• GOAL:
Edit the records from the first line through the line that has "Circle shape (12, 44, 19, 51)", replacing "Circle" with "Ellipse" and leaving everything else unchanged.

[Records from a data source]
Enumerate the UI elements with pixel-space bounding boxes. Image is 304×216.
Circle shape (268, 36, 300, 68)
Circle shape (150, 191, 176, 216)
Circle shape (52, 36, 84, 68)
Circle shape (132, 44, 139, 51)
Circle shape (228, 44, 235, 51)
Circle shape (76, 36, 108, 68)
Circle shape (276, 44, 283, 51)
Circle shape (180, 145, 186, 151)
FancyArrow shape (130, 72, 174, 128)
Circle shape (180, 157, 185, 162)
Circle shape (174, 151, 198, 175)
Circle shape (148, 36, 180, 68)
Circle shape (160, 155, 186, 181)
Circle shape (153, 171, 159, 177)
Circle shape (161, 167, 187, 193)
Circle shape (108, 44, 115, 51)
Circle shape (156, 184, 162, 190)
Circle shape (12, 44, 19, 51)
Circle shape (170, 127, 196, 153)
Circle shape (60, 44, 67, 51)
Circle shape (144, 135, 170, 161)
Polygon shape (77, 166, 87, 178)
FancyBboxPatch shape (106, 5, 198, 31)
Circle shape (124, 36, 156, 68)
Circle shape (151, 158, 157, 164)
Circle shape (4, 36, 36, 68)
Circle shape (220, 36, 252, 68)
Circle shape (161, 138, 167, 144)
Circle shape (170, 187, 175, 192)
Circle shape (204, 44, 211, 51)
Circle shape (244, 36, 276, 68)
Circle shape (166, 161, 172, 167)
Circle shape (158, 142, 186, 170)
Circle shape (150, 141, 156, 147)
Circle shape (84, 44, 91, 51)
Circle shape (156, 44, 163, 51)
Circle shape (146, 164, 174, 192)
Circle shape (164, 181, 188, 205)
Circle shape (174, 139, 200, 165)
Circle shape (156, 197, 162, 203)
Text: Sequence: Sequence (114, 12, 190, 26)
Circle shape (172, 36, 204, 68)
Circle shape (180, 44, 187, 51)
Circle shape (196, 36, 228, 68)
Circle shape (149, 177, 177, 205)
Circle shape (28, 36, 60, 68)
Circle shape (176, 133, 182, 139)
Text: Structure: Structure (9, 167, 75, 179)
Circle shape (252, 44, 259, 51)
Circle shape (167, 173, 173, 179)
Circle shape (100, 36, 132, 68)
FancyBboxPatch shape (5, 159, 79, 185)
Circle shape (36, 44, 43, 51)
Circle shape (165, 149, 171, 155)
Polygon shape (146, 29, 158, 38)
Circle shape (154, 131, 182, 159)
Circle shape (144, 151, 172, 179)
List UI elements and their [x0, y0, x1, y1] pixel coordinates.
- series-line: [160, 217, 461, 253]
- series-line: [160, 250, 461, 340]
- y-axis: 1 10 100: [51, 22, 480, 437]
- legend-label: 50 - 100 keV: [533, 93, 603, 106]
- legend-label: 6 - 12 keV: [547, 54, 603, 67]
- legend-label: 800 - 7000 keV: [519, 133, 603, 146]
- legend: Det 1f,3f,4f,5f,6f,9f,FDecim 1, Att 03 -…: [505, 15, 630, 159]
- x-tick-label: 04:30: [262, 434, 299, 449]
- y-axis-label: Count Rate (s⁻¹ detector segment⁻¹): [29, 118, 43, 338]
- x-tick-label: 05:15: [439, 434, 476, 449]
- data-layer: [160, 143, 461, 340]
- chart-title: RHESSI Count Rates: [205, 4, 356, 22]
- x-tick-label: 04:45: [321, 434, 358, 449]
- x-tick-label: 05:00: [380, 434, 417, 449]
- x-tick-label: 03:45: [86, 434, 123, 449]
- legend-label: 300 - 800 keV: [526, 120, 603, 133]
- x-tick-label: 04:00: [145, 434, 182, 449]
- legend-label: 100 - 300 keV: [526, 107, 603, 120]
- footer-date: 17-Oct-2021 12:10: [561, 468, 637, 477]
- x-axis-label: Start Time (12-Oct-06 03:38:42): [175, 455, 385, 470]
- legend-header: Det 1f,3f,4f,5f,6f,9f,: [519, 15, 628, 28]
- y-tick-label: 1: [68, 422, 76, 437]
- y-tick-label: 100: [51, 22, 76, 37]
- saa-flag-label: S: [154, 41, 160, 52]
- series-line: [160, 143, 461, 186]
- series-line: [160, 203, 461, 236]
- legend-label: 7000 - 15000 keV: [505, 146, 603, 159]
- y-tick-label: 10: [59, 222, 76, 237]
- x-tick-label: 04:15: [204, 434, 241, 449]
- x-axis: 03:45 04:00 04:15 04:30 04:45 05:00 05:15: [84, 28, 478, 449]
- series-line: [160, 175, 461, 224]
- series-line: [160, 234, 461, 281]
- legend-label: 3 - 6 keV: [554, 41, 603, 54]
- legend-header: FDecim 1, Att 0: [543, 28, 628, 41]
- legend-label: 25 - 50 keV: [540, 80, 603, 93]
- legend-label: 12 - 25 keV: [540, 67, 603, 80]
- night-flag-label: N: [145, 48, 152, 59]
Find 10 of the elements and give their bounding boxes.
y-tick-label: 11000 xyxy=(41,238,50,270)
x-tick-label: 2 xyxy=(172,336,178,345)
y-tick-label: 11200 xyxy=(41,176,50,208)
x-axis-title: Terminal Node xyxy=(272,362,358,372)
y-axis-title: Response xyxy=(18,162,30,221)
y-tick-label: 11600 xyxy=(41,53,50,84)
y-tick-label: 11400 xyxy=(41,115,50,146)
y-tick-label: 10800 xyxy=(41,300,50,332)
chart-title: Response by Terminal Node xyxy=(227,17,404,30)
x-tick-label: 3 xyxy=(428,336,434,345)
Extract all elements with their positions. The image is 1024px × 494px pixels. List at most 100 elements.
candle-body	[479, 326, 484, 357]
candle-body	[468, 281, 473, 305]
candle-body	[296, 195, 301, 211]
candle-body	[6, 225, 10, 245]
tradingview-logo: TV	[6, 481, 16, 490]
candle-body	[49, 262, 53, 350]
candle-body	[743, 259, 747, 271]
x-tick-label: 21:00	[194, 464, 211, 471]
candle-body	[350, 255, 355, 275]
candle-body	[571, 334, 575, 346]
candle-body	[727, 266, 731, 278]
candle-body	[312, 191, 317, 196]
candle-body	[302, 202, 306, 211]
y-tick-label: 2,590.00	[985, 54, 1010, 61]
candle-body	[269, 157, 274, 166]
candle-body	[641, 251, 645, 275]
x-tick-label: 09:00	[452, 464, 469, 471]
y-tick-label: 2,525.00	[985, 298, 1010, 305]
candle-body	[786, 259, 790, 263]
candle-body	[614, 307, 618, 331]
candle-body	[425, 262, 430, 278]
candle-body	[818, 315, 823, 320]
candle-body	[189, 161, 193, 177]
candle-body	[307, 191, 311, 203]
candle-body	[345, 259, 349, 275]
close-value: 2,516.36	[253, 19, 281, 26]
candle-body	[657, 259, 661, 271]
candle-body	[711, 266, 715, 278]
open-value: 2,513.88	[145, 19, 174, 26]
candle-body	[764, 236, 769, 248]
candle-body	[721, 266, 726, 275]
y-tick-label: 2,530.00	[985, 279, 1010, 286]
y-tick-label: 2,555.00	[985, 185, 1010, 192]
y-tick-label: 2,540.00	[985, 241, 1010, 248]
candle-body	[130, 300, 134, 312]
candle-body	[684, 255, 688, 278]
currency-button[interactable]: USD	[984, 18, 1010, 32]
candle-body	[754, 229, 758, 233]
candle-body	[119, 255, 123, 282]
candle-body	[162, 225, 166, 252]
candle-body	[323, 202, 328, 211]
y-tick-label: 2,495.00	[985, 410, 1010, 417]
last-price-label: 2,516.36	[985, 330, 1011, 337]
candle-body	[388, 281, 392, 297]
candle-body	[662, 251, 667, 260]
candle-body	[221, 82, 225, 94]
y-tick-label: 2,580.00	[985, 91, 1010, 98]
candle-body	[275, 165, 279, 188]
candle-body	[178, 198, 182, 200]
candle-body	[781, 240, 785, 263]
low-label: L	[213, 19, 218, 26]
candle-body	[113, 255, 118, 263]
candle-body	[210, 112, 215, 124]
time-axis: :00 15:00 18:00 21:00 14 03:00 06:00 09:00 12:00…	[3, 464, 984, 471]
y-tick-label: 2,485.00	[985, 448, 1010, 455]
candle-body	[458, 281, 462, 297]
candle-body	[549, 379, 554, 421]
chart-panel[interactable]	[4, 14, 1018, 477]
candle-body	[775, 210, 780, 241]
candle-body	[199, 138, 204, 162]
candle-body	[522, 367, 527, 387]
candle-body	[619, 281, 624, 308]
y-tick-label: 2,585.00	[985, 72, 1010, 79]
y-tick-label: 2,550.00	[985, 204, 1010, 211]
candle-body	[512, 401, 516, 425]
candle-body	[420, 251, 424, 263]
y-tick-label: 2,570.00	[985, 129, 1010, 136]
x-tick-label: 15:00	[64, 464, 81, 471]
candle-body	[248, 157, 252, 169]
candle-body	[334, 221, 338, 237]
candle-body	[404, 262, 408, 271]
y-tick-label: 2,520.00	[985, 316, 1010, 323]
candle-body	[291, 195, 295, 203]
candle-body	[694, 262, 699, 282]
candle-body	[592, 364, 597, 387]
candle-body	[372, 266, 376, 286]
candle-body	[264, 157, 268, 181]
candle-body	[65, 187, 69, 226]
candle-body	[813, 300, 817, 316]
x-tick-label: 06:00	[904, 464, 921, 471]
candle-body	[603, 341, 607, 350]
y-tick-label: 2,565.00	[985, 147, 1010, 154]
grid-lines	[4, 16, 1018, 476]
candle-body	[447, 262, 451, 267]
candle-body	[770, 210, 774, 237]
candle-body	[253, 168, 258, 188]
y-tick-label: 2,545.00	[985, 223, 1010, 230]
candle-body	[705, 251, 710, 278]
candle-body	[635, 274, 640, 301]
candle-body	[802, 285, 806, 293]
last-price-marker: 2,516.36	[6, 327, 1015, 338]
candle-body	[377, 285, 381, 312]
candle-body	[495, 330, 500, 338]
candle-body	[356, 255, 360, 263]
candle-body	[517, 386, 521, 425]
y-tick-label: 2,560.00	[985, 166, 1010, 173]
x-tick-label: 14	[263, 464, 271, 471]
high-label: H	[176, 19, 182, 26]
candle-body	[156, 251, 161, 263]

• RESULT FOR THIS TASK:
Enumerate the UI elements with pixel-space bounding boxes. Image is 304×216.
Ellipse shape (268, 36, 300, 68)
Ellipse shape (150, 191, 176, 216)
Ellipse shape (52, 36, 84, 68)
Ellipse shape (132, 44, 139, 51)
Ellipse shape (228, 44, 235, 51)
Ellipse shape (76, 36, 108, 68)
Ellipse shape (276, 44, 283, 51)
Ellipse shape (180, 145, 186, 151)
FancyArrow shape (130, 72, 174, 128)
Ellipse shape (180, 157, 185, 162)
Ellipse shape (174, 151, 198, 175)
Ellipse shape (148, 36, 180, 68)
Ellipse shape (160, 155, 186, 181)
Ellipse shape (153, 171, 159, 177)
Ellipse shape (161, 167, 187, 193)
Ellipse shape (108, 44, 115, 51)
Ellipse shape (156, 184, 162, 190)
Ellipse shape (12, 44, 19, 51)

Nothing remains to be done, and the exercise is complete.